**What needs to be done**
Here are some records; quote them exactly, leaving out the pictures.

::::::

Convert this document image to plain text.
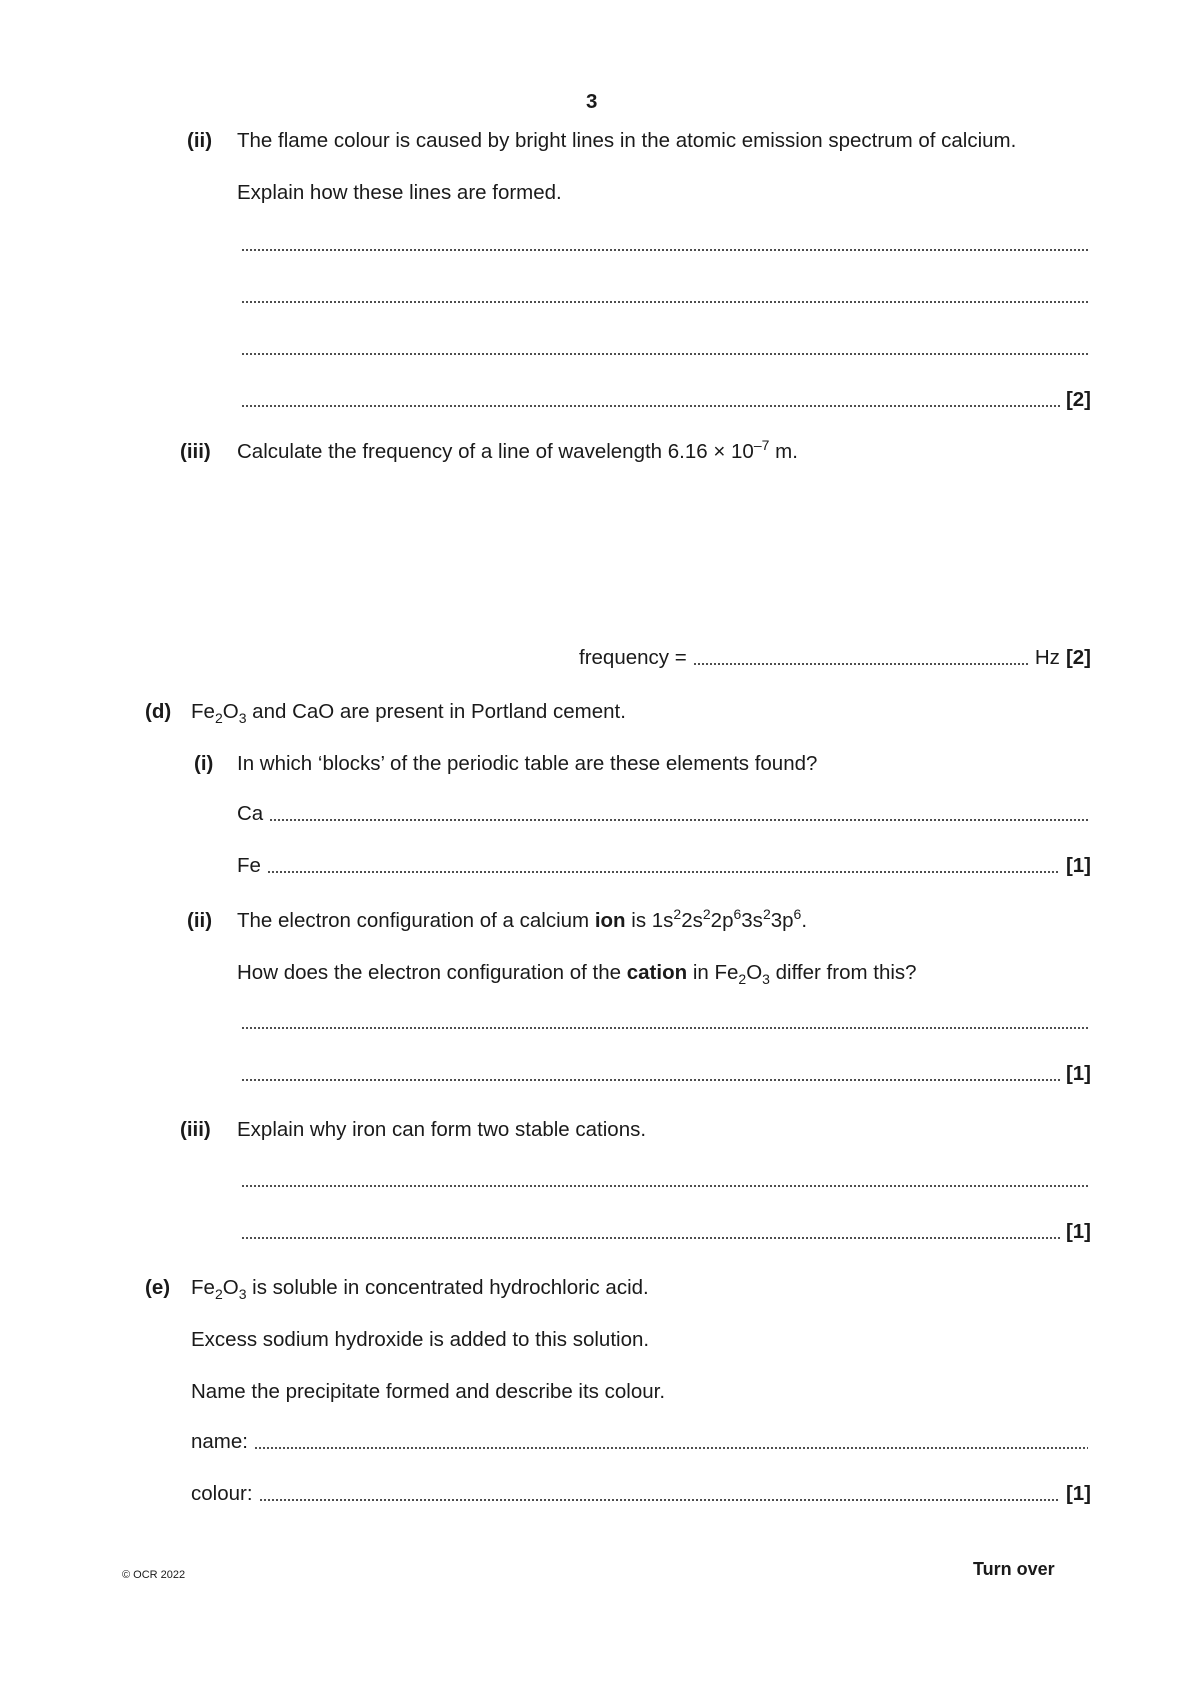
3
(ii) The flame colour is caused by bright lines in the atomic emission spectrum of calcium.
Explain how these lines are formed.
[2]
(iii) Calculate the frequency of a line of wavelength $6.16 \times 10^{-7}$ m.
frequency =	Hz [2]
(d) $Fe_2O_3$ and CaO are present in Portland cement.
(i) In which ‘blocks’ of the periodic table are these elements found?
Ca
Fe	[1]
(ii) The electron configuration of a calcium ion is $1s^22s^22p^63s^23p^6$.
How does the electron configuration of the cation in $Fe_2O_3$ differ from this?
[1]
(iii) Explain why iron can form two stable cations.
[1]
(e) $Fe_2O_3$ is soluble in concentrated hydrochloric acid.
Excess sodium hydroxide is added to this solution.
Name the precipitate formed and describe its colour.
name:
colour:	[1]
© OCR 2022	Turn over
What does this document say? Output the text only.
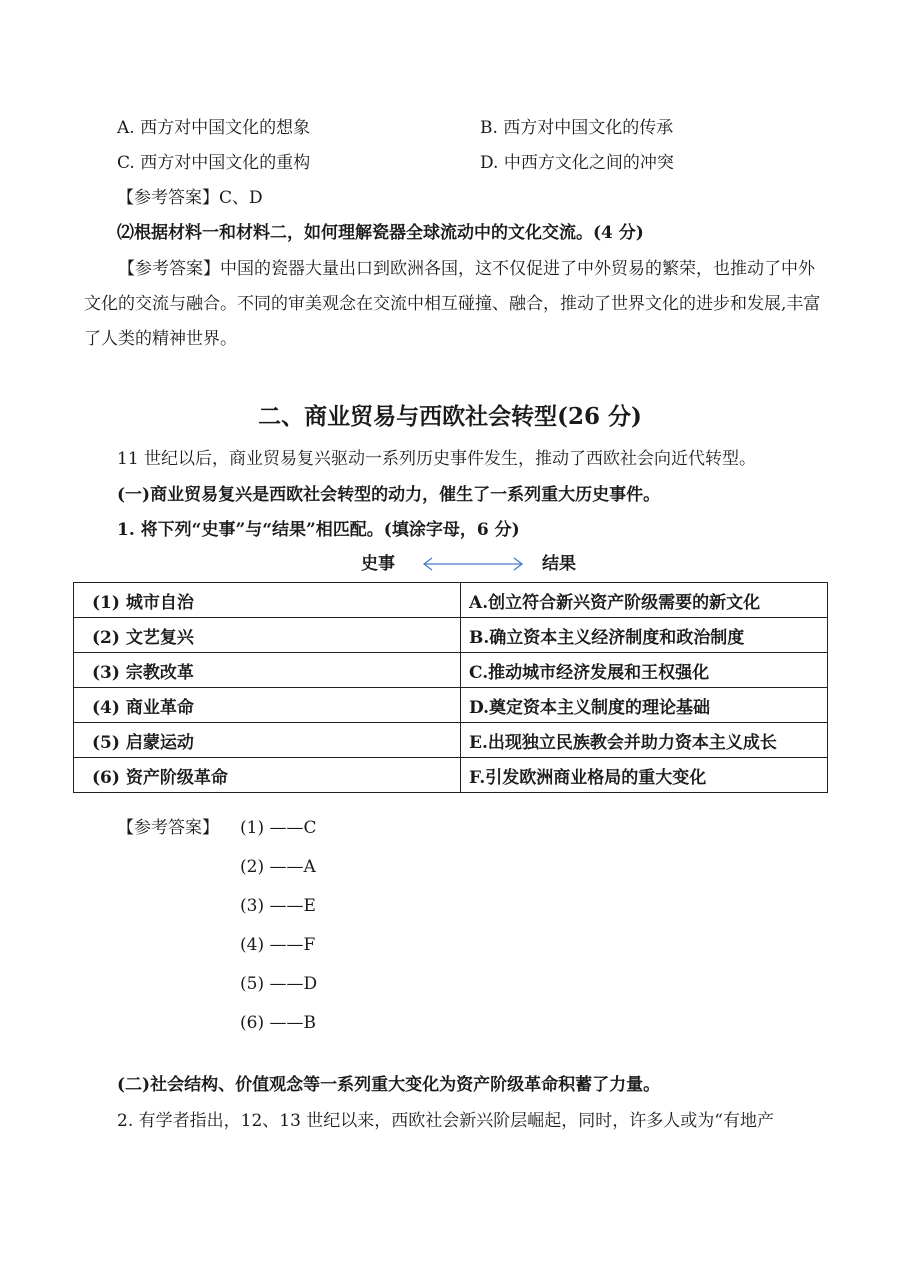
A. 西方对中国文化的想象	B. 西方对中国文化的传承
C. 西方对中国文化的重构	D. 中西方文化之间的冲突
【参考答案】C、D
⑵根据材料一和材料二，如何理解瓷器全球流动中的文化交流。(4 分)
【参考答案】中国的瓷器大量出口到欧洲各国，这不仅促进了中外贸易的繁荣，也推动了中外文化的交流与融合。不同的审美观念在交流中相互碰撞、融合，推动了世界文化的进步和发展,丰富了人类的精神世界。
二、商业贸易与西欧社会转型(26 分)
11 世纪以后，商业贸易复兴驱动一系列历史事件发生，推动了西欧社会向近代转型。
(一)商业贸易复兴是西欧社会转型的动力，催生了一系列重大历史事件。
1. 将下列“史事”与“结果”相匹配。(填涂字母，6 分)
史事	结果
(1) 城市自治	A.创立符合新兴资产阶级需要的新文化
(2) 文艺复兴	B.确立资本主义经济制度和政治制度
(3) 宗教改革	C.推动城市经济发展和王权强化
(4) 商业革命	D.奠定资本主义制度的理论基础
(5) 启蒙运动	E.出现独立民族教会并助力资本主义成长
(6) 资产阶级革命	F.引发欧洲商业格局的重大变化
【参考答案】 (1) ——C
(2) ——A
(3) ——E
(4) ——F
(5) ——D
(6) ——B
(二)社会结构、价值观念等一系列重大变化为资产阶级革命积蓄了力量。
2. 有学者指出，12、13 世纪以来，西欧社会新兴阶层崛起，同时，许多人或为“有地产
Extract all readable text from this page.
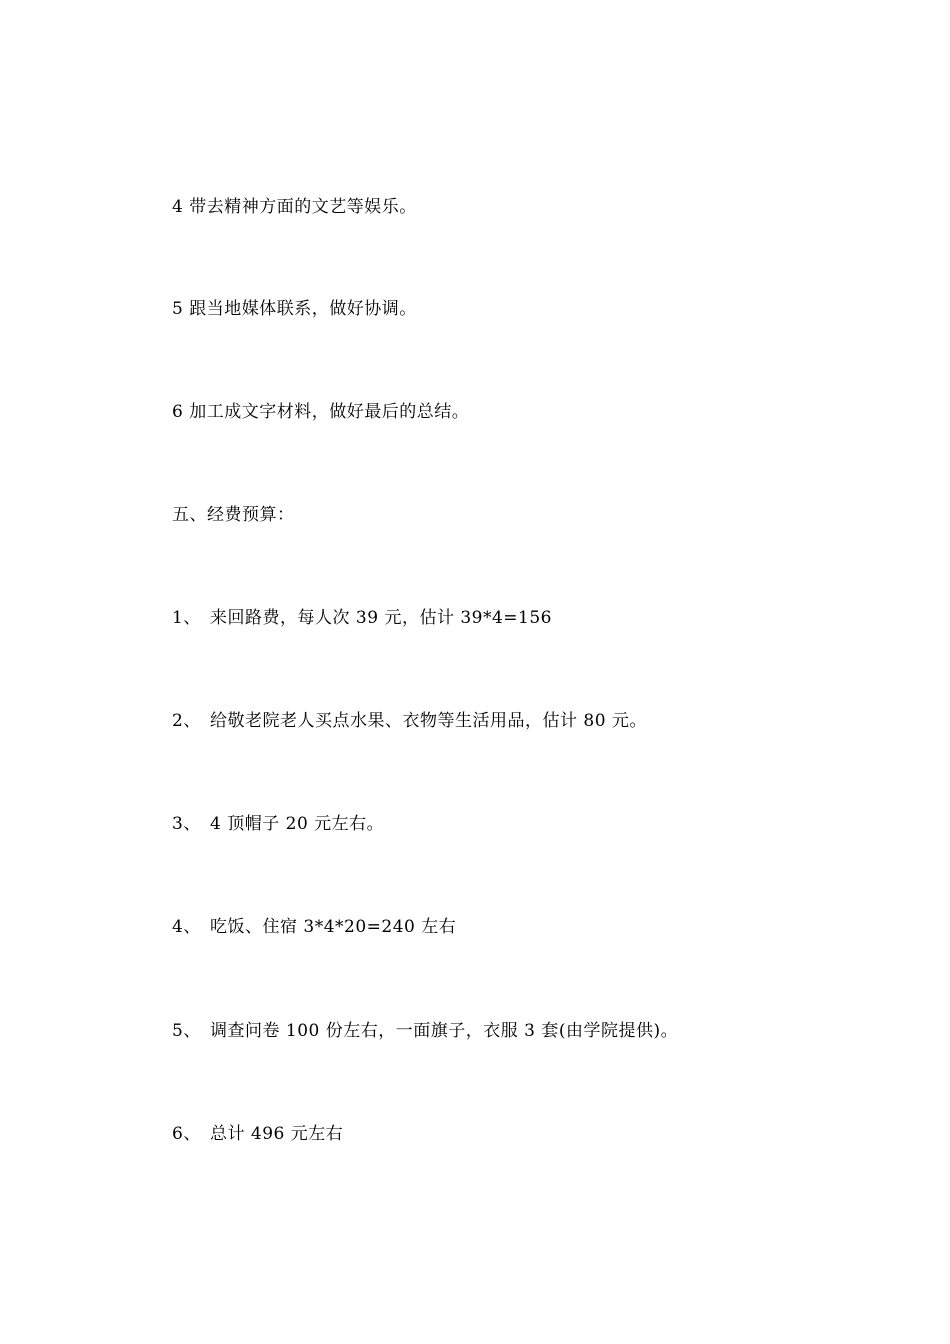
4 带去精神方面的文艺等娱乐。
5 跟当地媒体联系，做好协调。
6 加工成文字材料，做好最后的总结。
五、经费预算：
1、 来回路费，每人次 39 元，估计 39*4=156
2、 给敬老院老人买点水果、衣物等生活用品，估计 80 元。
3、 4 顶帽子 20 元左右。
4、 吃饭、住宿 3*4*20=240 左右
5、 调查问卷 100 份左右，一面旗子，衣服 3 套(由学院提供)。
6、 总计 496 元左右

::::::

**Full response**
Convert this document image to plain text.
3
(ii) The flame colour is caused by bright lines in the atomic emission spectrum of calcium.
Explain how these lines are formed.
[2]
(iii) Calculate the frequency of a line of wavelength $6.16 \times 10^{-7}$ m.
frequency =	Hz [2]
(d) $Fe_2O_3$ and CaO are present in Portland cement.
(i) In which ‘blocks’ of the periodic table are these elements found?
Ca
Fe	[1]
(ii) The electron configuration of a calcium ion is $1s^22s^22p^63s^23p^6$.
How does the electron configuration of the cation in $Fe_2O_3$ differ from this?
[1]
(iii) Explain why iron can form two stable cations.
[1]
(e) $Fe_2O_3$ is soluble in concentrated hydrochloric acid.
Excess sodium hydroxide is added to this solution.
Name the precipitate formed and describe its colour.
name:
colour:	[1]
© OCR 2022	Turn over
What does this document say? Output the text only.
A. 西方对中国文化的想象	B. 西方对中国文化的传承
C. 西方对中国文化的重构	D. 中西方文化之间的冲突
【参考答案】C、D
⑵根据材料一和材料二，如何理解瓷器全球流动中的文化交流。(4 分)
【参考答案】中国的瓷器大量出口到欧洲各国，这不仅促进了中外贸易的繁荣，也推动了中外文化的交流与融合。不同的审美观念在交流中相互碰撞、融合，推动了世界文化的进步和发展,丰富了人类的精神世界。
二、商业贸易与西欧社会转型(26 分)
11 世纪以后，商业贸易复兴驱动一系列历史事件发生，推动了西欧社会向近代转型。
(一)商业贸易复兴是西欧社会转型的动力，催生了一系列重大历史事件。
1. 将下列“史事”与“结果”相匹配。(填涂字母，6 分)
史事	结果
(1) 城市自治	A.创立符合新兴资产阶级需要的新文化
(2) 文艺复兴	B.确立资本主义经济制度和政治制度
(3) 宗教改革	C.推动城市经济发展和王权强化
(4) 商业革命	D.奠定资本主义制度的理论基础
(5) 启蒙运动	E.出现独立民族教会并助力资本主义成长
(6) 资产阶级革命	F.引发欧洲商业格局的重大变化
【参考答案】 (1) ——C
(2) ——A
(3) ——E
(4) ——F
(5) ——D
(6) ——B
(二)社会结构、价值观念等一系列重大变化为资产阶级革命积蓄了力量。
2. 有学者指出，12、13 世纪以来，西欧社会新兴阶层崛起，同时，许多人或为“有地产
Extract all readable text from this page.
4 带去精神方面的文艺等娱乐。
5 跟当地媒体联系，做好协调。
6 加工成文字材料，做好最后的总结。
五、经费预算：
1、 来回路费，每人次 39 元，估计 39*4=156
2、 给敬老院老人买点水果、衣物等生活用品，估计 80 元。
3、 4 顶帽子 20 元左右。
4、 吃饭、住宿 3*4*20=240 左右
5、 调查问卷 100 份左右，一面旗子，衣服 3 套(由学院提供)。
6、 总计 496 元左右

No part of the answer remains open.